PROBLEM DESCRIPTION:
The answer is one number: how many lines in the data below hold "Output".

·····

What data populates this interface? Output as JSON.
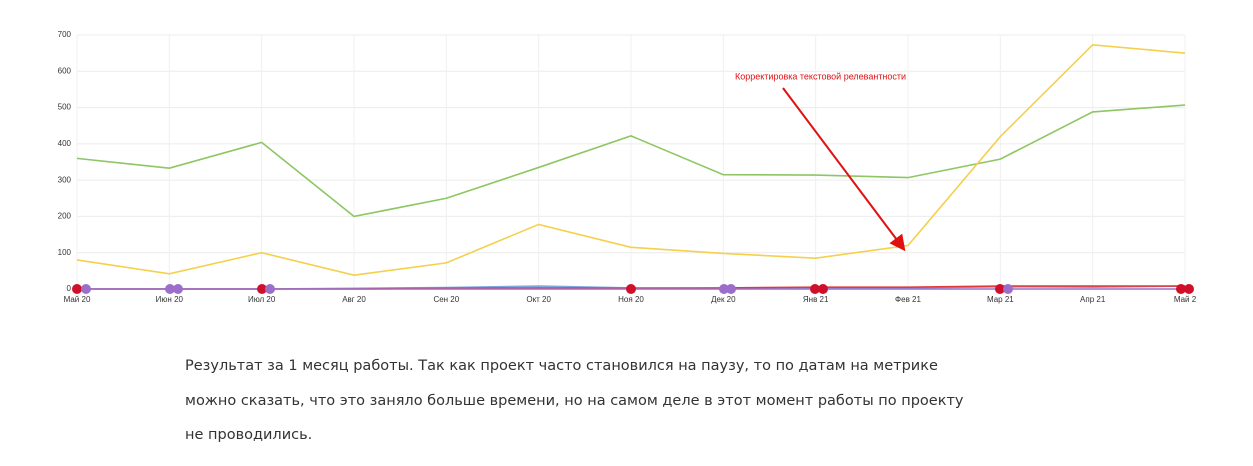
{
  "chart_data": {
    "type": "line",
    "categories": [
      "Май 20",
      "Июн 20",
      "Июл 20",
      "Авг 20",
      "Сен 20",
      "Окт 20",
      "Ноя 20",
      "Дек 20",
      "Янв 21",
      "Фев 21",
      "Мар 21",
      "Апр 21",
      "Май 2"
    ],
    "series": [
      {
        "color": "#8dc663",
        "values": [
          360,
          333,
          404,
          200,
          250,
          335,
          422,
          315,
          314,
          307,
          358,
          488,
          507
        ]
      },
      {
        "color": "#f4d04c",
        "values": [
          80,
          42,
          100,
          38,
          72,
          178,
          115,
          98,
          85,
          120,
          420,
          673,
          650
        ]
      },
      {
        "color": "#7fa6df",
        "values": [
          0,
          0,
          0,
          2,
          4,
          8,
          3,
          2,
          2,
          3,
          6,
          5,
          8
        ]
      },
      {
        "color": "#e23a3a",
        "values": [
          0,
          0,
          0,
          0,
          2,
          3,
          2,
          3,
          5,
          5,
          8,
          8,
          8
        ]
      },
      {
        "color": "#9b6fc9",
        "values": [
          0,
          0,
          0,
          0,
          0,
          0,
          0,
          0,
          0,
          0,
          0,
          0,
          0
        ]
      }
    ],
    "ylim": [
      0,
      700
    ],
    "yticks": [
      0,
      100,
      200,
      300,
      400,
      500,
      600,
      700
    ],
    "grid": true,
    "annotation": "Корректировка текстовой релевантности"
  },
  "caption": [
    "Результат за 1 месяц работы. Так как проект часто становился на паузу, то по датам на метрике",
    "можно сказать, что это заняло больше времени, но на самом деле в этот момент работы по проекту",
    "не проводились."
  ]
}
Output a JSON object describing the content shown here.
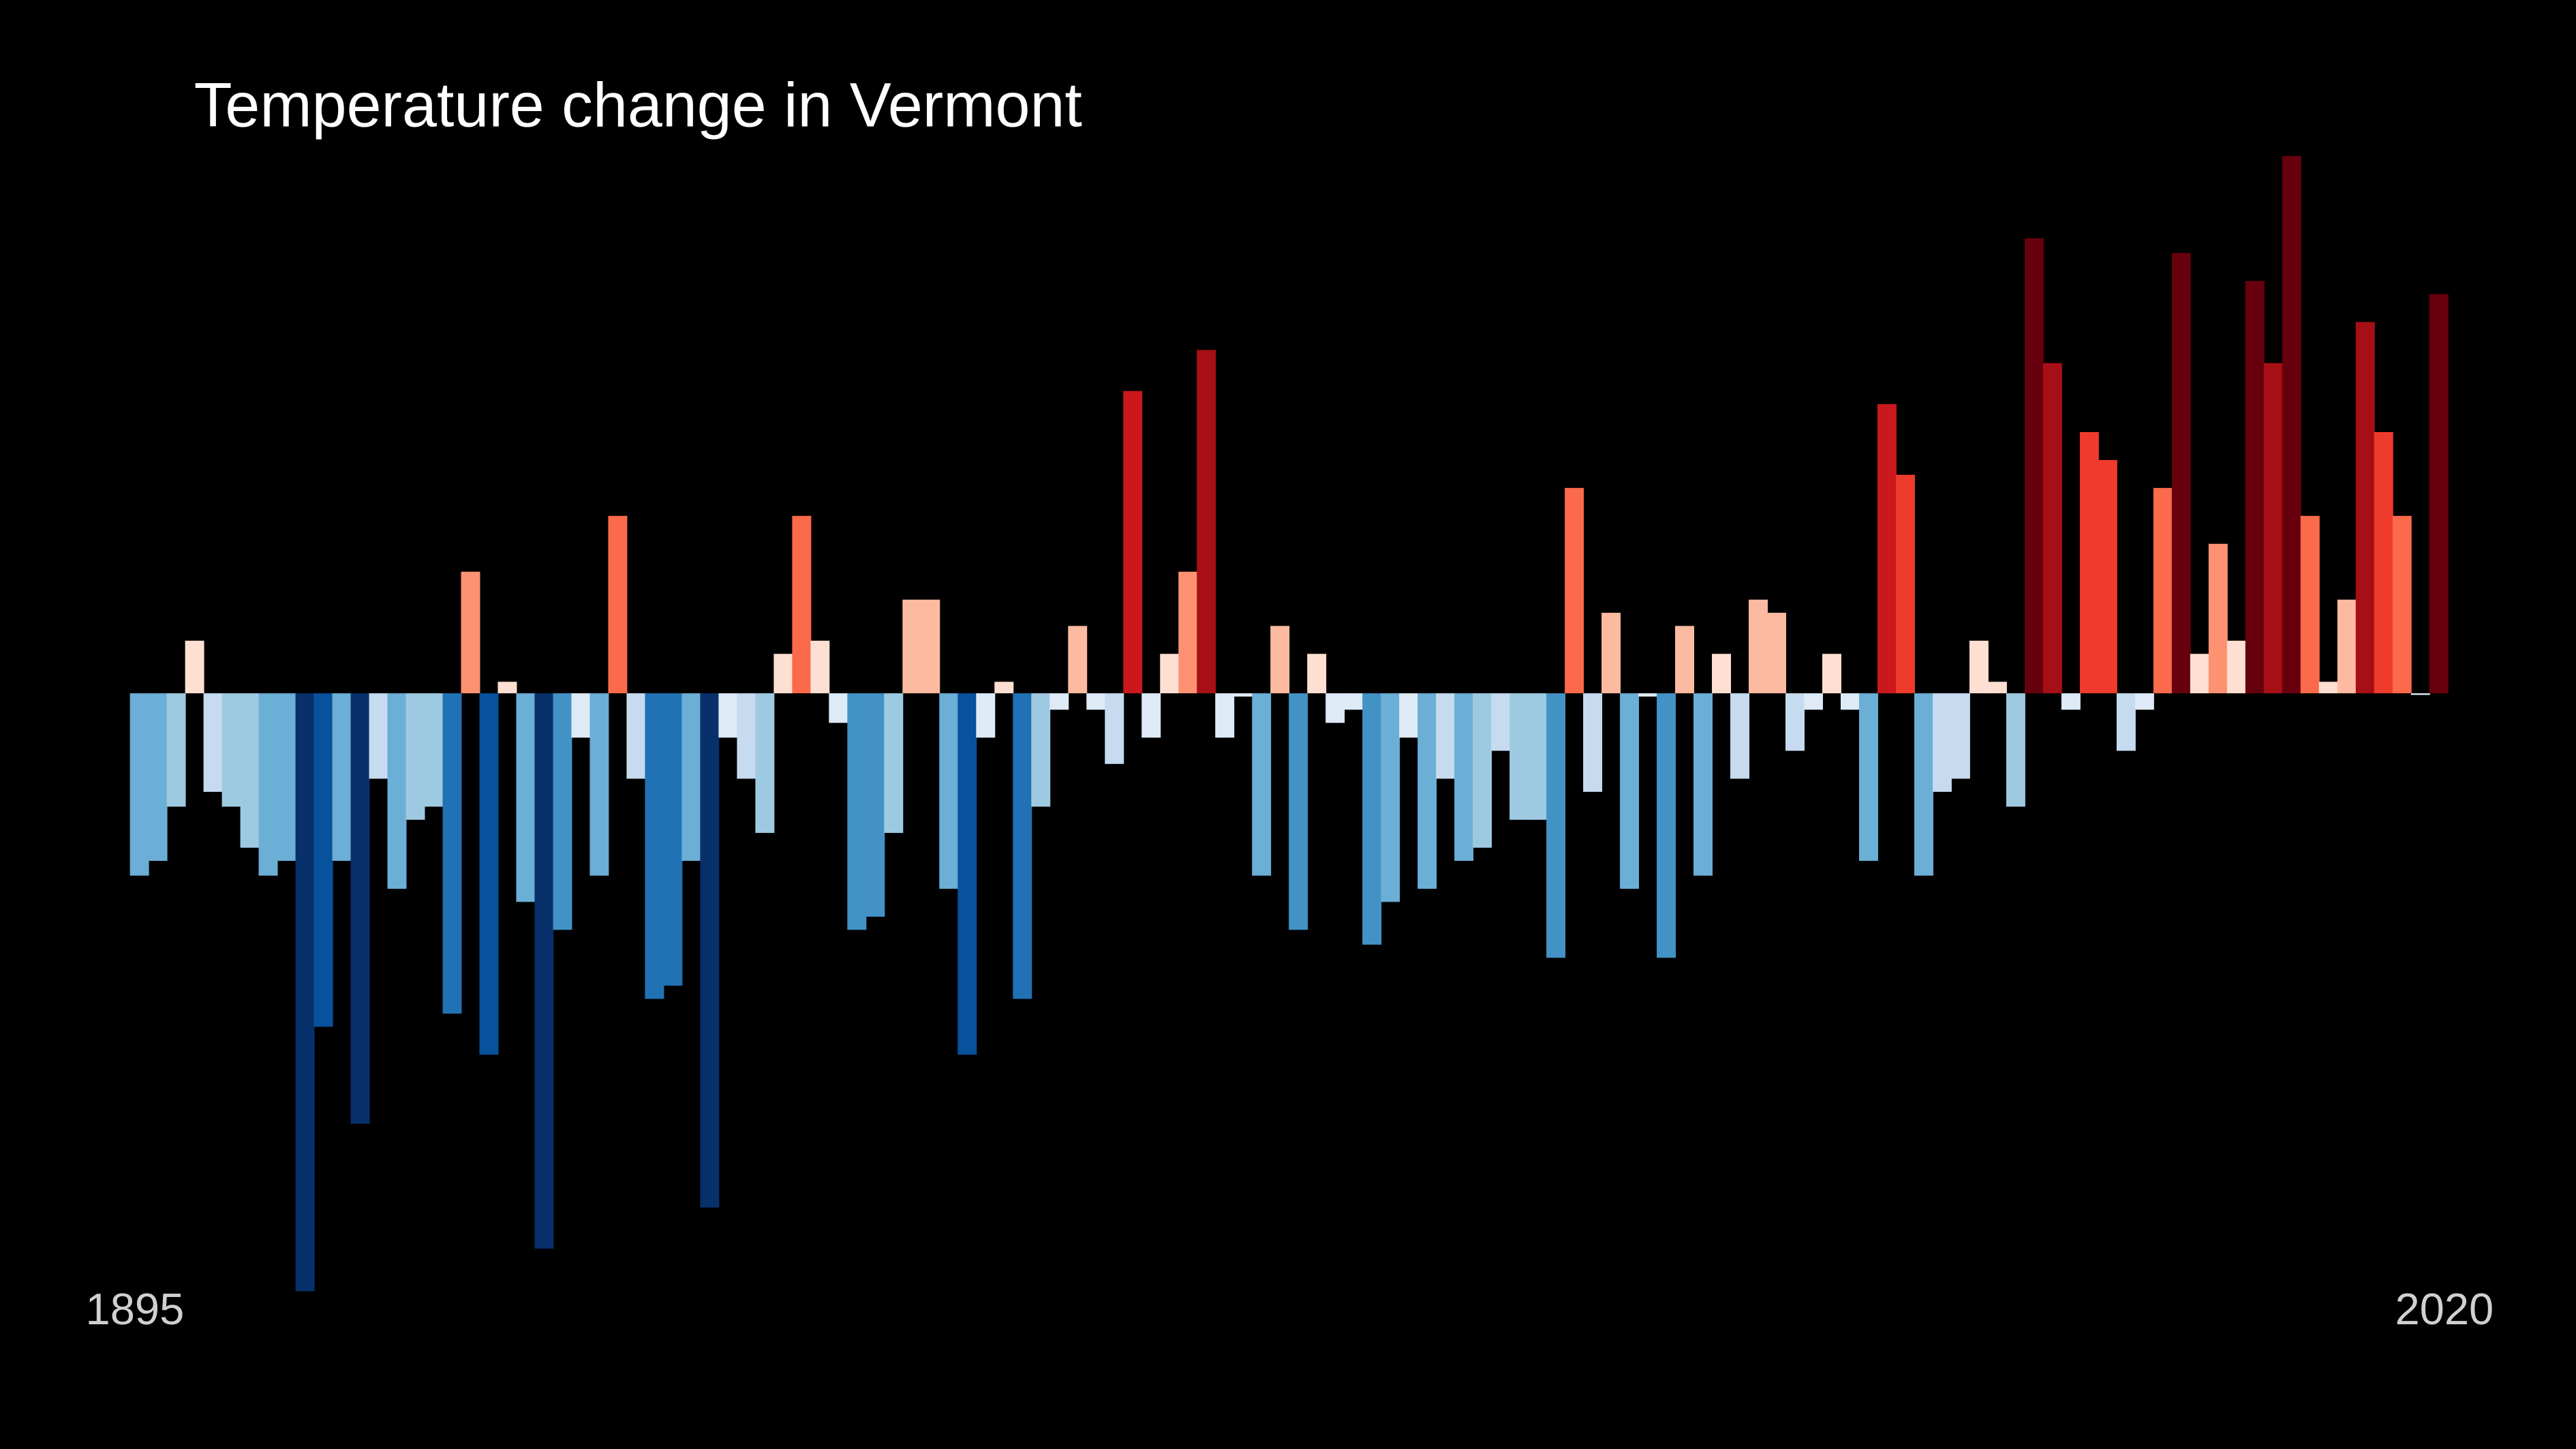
{
  "chart_data": {
    "type": "bar",
    "title": "Temperature change in Vermont",
    "categories": [
      "1895",
      null,
      null,
      null,
      null,
      null,
      null,
      null,
      null,
      null,
      null,
      null,
      null,
      null,
      null,
      null,
      null,
      null,
      null,
      null,
      null,
      null,
      null,
      null,
      null,
      null,
      null,
      null,
      null,
      null,
      null,
      null,
      null,
      null,
      null,
      null,
      null,
      null,
      null,
      null,
      null,
      null,
      null,
      null,
      null,
      null,
      null,
      null,
      null,
      null,
      null,
      null,
      null,
      null,
      null,
      null,
      null,
      null,
      null,
      null,
      null,
      null,
      null,
      null,
      null,
      null,
      null,
      null,
      null,
      null,
      null,
      null,
      null,
      null,
      null,
      null,
      null,
      null,
      null,
      null,
      null,
      null,
      null,
      null,
      null,
      null,
      null,
      null,
      null,
      null,
      null,
      null,
      null,
      null,
      null,
      null,
      null,
      null,
      null,
      null,
      null,
      null,
      null,
      null,
      null,
      null,
      null,
      null,
      null,
      null,
      null,
      null,
      null,
      null,
      null,
      null,
      null,
      null,
      null,
      null,
      null,
      null,
      null,
      null,
      null,
      "2020"
    ],
    "values": [
      -1.11,
      -1.02,
      -0.69,
      0.32,
      -0.6,
      -0.69,
      -0.94,
      -1.11,
      -1.02,
      -3.64,
      -2.03,
      -1.02,
      -2.62,
      -0.52,
      -1.19,
      -0.77,
      -0.69,
      -1.95,
      0.74,
      -2.2,
      0.07,
      -1.27,
      -3.38,
      -1.44,
      -0.27,
      -1.11,
      1.08,
      -0.52,
      -1.86,
      -1.78,
      -1.02,
      -3.13,
      -0.27,
      -0.52,
      -0.85,
      0.24,
      1.08,
      0.32,
      -0.18,
      -1.44,
      -1.36,
      -0.85,
      0.57,
      0.57,
      -1.19,
      -2.2,
      -0.27,
      0.07,
      -1.86,
      -0.69,
      -0.1,
      0.41,
      -0.1,
      -0.43,
      1.84,
      -0.27,
      0.24,
      0.74,
      2.09,
      -0.27,
      -0.02,
      -1.11,
      0.41,
      -1.44,
      0.24,
      -0.18,
      -0.1,
      -1.53,
      -1.27,
      -0.27,
      -1.19,
      -0.52,
      -1.02,
      -0.94,
      -0.35,
      -0.77,
      -0.77,
      -1.61,
      1.25,
      -0.6,
      0.49,
      -1.19,
      -0.02,
      -1.61,
      0.41,
      -1.11,
      0.24,
      -0.52,
      0.57,
      0.49,
      -0.35,
      -0.1,
      0.24,
      -0.1,
      -1.02,
      1.76,
      1.33,
      -1.11,
      -0.6,
      -0.52,
      0.32,
      0.07,
      -0.69,
      2.77,
      2.01,
      -0.1,
      1.59,
      1.42,
      -0.35,
      -0.1,
      1.25,
      2.68,
      0.24,
      0.91,
      0.32,
      2.51,
      2.01,
      3.27,
      1.08,
      0.07,
      0.57,
      2.26,
      1.59,
      1.08,
      -0.01,
      2.43
    ],
    "ylim": [
      -3.8,
      3.6
    ],
    "colormap": [
      "#08306b",
      "#08519c",
      "#2171b5",
      "#4292c6",
      "#6baed6",
      "#9ecae1",
      "#c6dbef",
      "#deebf7",
      "#fee0d2",
      "#fcbba1",
      "#fc9272",
      "#fb6a4a",
      "#ef3b2c",
      "#cb181d",
      "#a50f15",
      "#67000d"
    ],
    "clim": [
      -2.6,
      2.6
    ],
    "grid": false
  }
}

·····

RESPONSE:
2